• PROBLEM
Transcribe each record below word for word.

— start DATA EXTRACT —

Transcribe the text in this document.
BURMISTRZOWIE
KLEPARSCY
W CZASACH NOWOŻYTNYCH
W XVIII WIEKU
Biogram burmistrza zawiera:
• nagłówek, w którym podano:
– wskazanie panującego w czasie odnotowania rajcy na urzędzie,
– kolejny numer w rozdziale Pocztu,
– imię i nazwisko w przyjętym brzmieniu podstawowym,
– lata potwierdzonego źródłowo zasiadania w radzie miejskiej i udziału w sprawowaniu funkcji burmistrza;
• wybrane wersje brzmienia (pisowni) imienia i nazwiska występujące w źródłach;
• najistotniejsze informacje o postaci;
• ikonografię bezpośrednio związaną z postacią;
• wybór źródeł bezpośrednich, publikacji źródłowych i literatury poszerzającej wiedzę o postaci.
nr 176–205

— end DATA EXTRACT —

• SOLUTION TO THE EXERCISE
Transcribe the text in this document.
BURMISTRZOWIE
KLEPARSCY
W CZASACH NOWOŻYTNYCH
W XVIII WIEKU
Biogram burmistrza zawiera:
• nagłówek, w którym podano:
– wskazanie panującego w czasie odnotowania rajcy na urzędzie,
– kolejny numer w rozdziale Pocztu,
– imię i nazwisko w przyjętym brzmieniu podstawowym,
– lata potwierdzonego źródłowo zasiadania w radzie miejskiej i udziału w sprawowaniu funkcji burmistrza;
• wybrane wersje brzmienia (pisowni) imienia i nazwiska występujące w źródłach;
• najistotniejsze informacje o postaci;
• ikonografię bezpośrednio związaną z postacią;
• wybór źródeł bezpośrednich, publikacji źródłowych i literatury poszerzającej wiedzę o postaci.
nr 176–205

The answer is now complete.